◆ **Material for the task**:
+ + +

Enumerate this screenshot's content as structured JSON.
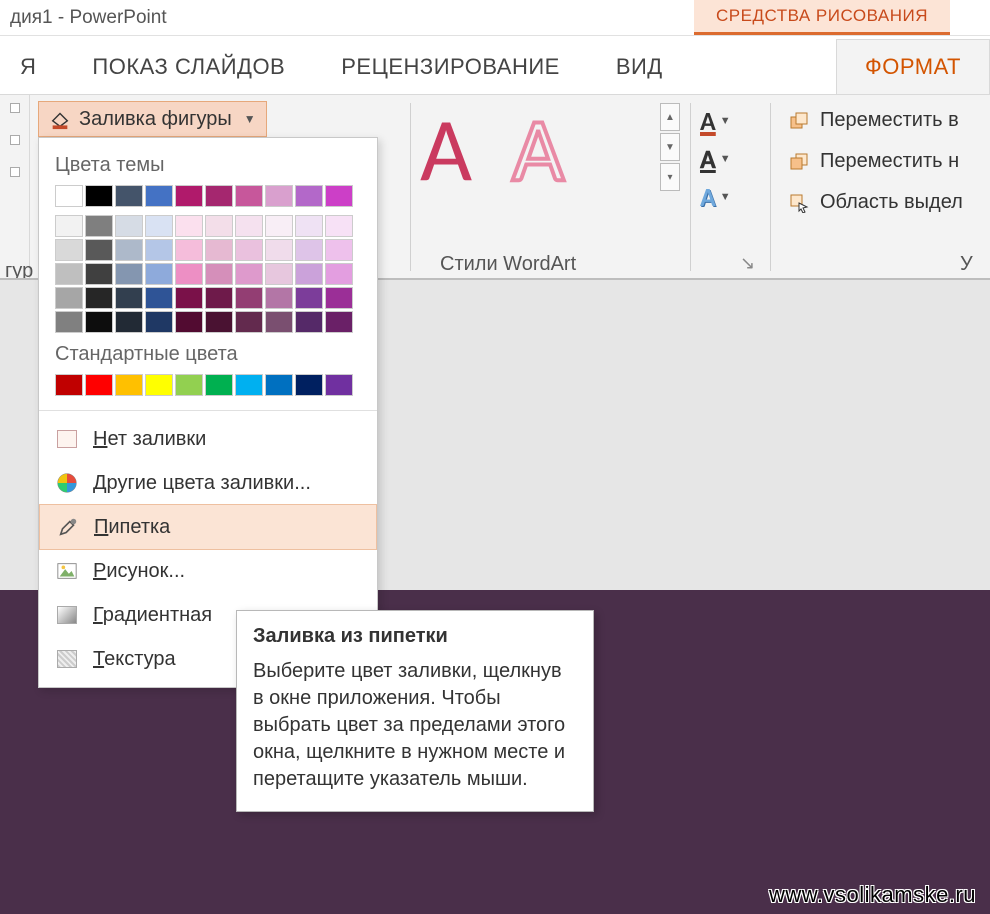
{
  "title_bar": {
    "doc_title": "дия1 - PowerPoint",
    "contextual_tab": "СРЕДСТВА РИСОВАНИЯ"
  },
  "tabs": {
    "cut_left": "Я",
    "slideshow": "ПОКАЗ СЛАЙДОВ",
    "review": "РЕЦЕНЗИРОВАНИЕ",
    "view": "ВИД",
    "format": "ФОРМАТ"
  },
  "ribbon": {
    "shape_fill_label": "Заливка фигуры",
    "left_group_caption": "гур",
    "wordart_caption": "Стили WordArt",
    "arrange": {
      "bring_forward": "Переместить в",
      "send_backward": "Переместить н",
      "selection_pane": "Область выдел"
    },
    "arrange_caption_cut": "У"
  },
  "dropdown": {
    "theme_label": "Цвета темы",
    "standard_label": "Стандартные цвета",
    "theme_colors_row1": [
      "#ffffff",
      "#000000",
      "#44546a",
      "#4472c4",
      "#b01a6b",
      "#a5276f",
      "#c7579b",
      "#d9a0ce",
      "#b368c9",
      "#cc3fc7"
    ],
    "theme_shade_rows": [
      [
        "#f2f2f2",
        "#7f7f7f",
        "#d6dce5",
        "#d9e2f3",
        "#fbe0ee",
        "#f3dee9",
        "#f5e1ef",
        "#f8eef6",
        "#efe2f4",
        "#f7e1f6"
      ],
      [
        "#d9d9d9",
        "#595959",
        "#adb9ca",
        "#b4c6e7",
        "#f5bddb",
        "#e6b9d2",
        "#eac1de",
        "#f0dceb",
        "#dec4e8",
        "#eec1ec"
      ],
      [
        "#bfbfbf",
        "#404040",
        "#8496b0",
        "#8eaadb",
        "#ed8fc4",
        "#d58fba",
        "#de9acc",
        "#e7c7de",
        "#cba2da",
        "#e39ee0"
      ],
      [
        "#a6a6a6",
        "#262626",
        "#323f4f",
        "#2f5496",
        "#7a1149",
        "#6e1a4a",
        "#933e73",
        "#b376a6",
        "#7c3d9a",
        "#9b2f97"
      ],
      [
        "#808080",
        "#0d0d0d",
        "#222a35",
        "#1f3864",
        "#520b31",
        "#4a1232",
        "#632a4e",
        "#7a4f70",
        "#552968",
        "#6a2067"
      ]
    ],
    "standard_colors": [
      "#c00000",
      "#ff0000",
      "#ffc000",
      "#ffff00",
      "#92d050",
      "#00b050",
      "#00b0f0",
      "#0070c0",
      "#002060",
      "#7030a0"
    ],
    "no_fill": "Нет заливки",
    "more_colors": "Другие цвета заливки...",
    "eyedropper": "Пипетка",
    "picture": "Рисунок...",
    "gradient": "Градиентная",
    "texture": "Текстура"
  },
  "tooltip": {
    "title": "Заливка из пипетки",
    "body": "Выберите цвет заливки, щелкнув в окне приложения. Чтобы выбрать цвет за пределами этого окна, щелкните в нужном месте и перетащите указатель мыши."
  },
  "watermark": "www.vsolikamske.ru"
}
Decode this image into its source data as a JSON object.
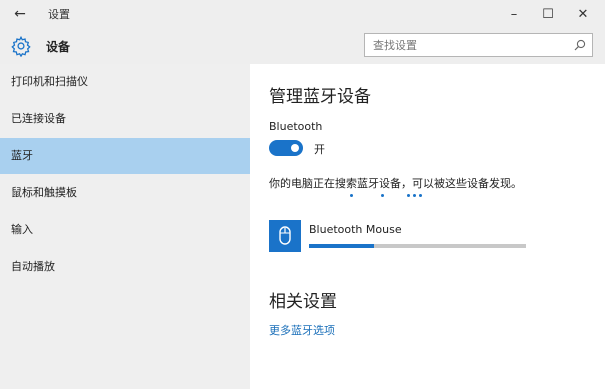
{
  "titlebar": {
    "back_glyph": "←",
    "title": "设置",
    "minimize_glyph": "–",
    "maximize_glyph": "☐",
    "close_glyph": "✕"
  },
  "header": {
    "page_title": "设备",
    "icon": "gear-icon",
    "search": {
      "placeholder": "查找设置",
      "value": "",
      "icon": "search-icon"
    }
  },
  "sidebar": {
    "items": [
      {
        "label": "打印机和扫描仪",
        "active": false
      },
      {
        "label": "已连接设备",
        "active": false
      },
      {
        "label": "蓝牙",
        "active": true
      },
      {
        "label": "鼠标和触摸板",
        "active": false
      },
      {
        "label": "输入",
        "active": false
      },
      {
        "label": "自动播放",
        "active": false
      }
    ]
  },
  "main": {
    "heading": "管理蓝牙设备",
    "bluetooth_label": "Bluetooth",
    "toggle_state": "开",
    "toggle_on": true,
    "discovery_text": "你的电脑正在搜索蓝牙设备，可以被这些设备发现。",
    "devices": [
      {
        "name": "Bluetooth Mouse",
        "icon": "mouse-icon",
        "progress": 0.3
      }
    ],
    "related_heading": "相关设置",
    "more_link": "更多蓝牙选项"
  },
  "colors": {
    "accent": "#1a73c9",
    "sidebar_bg": "#efefef",
    "active_item_bg": "#a9d0ef",
    "link": "#1a6fb9"
  }
}
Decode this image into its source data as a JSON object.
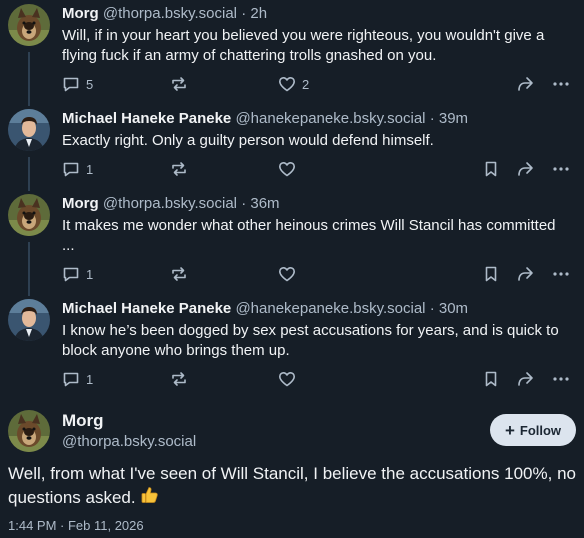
{
  "posts": [
    {
      "name": "Morg",
      "handle": "@thorpa.bsky.social",
      "time": "2h",
      "text": "Will, if in your heart you believed you were righteous, you wouldn't give a flying fuck if an army of chattering trolls gnashed on you.",
      "reply_count": "5",
      "repost_count": "",
      "like_count": "2",
      "avatar": "dog-avatar"
    },
    {
      "name": "Michael Haneke Paneke",
      "handle": "@hanekepaneke.bsky.social",
      "time": "39m",
      "text": "Exactly right. Only a guilty person would defend himself.",
      "reply_count": "1",
      "repost_count": "",
      "like_count": "",
      "avatar": "man-avatar"
    },
    {
      "name": "Morg",
      "handle": "@thorpa.bsky.social",
      "time": "36m",
      "text": "It makes me wonder what other heinous crimes Will Stancil has committed ...",
      "reply_count": "1",
      "repost_count": "",
      "like_count": "",
      "avatar": "dog-avatar"
    },
    {
      "name": "Michael Haneke Paneke",
      "handle": "@hanekepaneke.bsky.social",
      "time": "30m",
      "text": "I know he’s been dogged by sex pest accusations for years, and is quick to block anyone who brings them up.",
      "reply_count": "1",
      "repost_count": "",
      "like_count": "",
      "avatar": "man-avatar"
    }
  ],
  "separator": "·",
  "main_post": {
    "name": "Morg",
    "handle": "@thorpa.bsky.social",
    "follow_label": "Follow",
    "text": "Well, from what I've seen of Will Stancil, I believe the accusations 100%, no questions asked.",
    "emoji": "thumbs-up",
    "date": "1:44 PM · Feb 11, 2026"
  },
  "icons": [
    "reply-icon",
    "repost-icon",
    "like-icon",
    "bookmark-icon",
    "share-icon",
    "more-icon",
    "plus-icon"
  ],
  "colors": {
    "background": "#161e27",
    "text": "#f1f3f5",
    "muted": "#aebbc9",
    "thread_line": "#2e4052",
    "follow_bg": "#dce4ee"
  }
}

+ + +

◆ **Directive**: Of the lines above, copy each that contains "what".

◆ **Result for this task**:
      "text": "It makes me wonder what other heinous crimes Will Stancil has committed ...",
    "text": "Well, from what I've seen of Will Stancil, I believe the accusations 100%, no questions asked.",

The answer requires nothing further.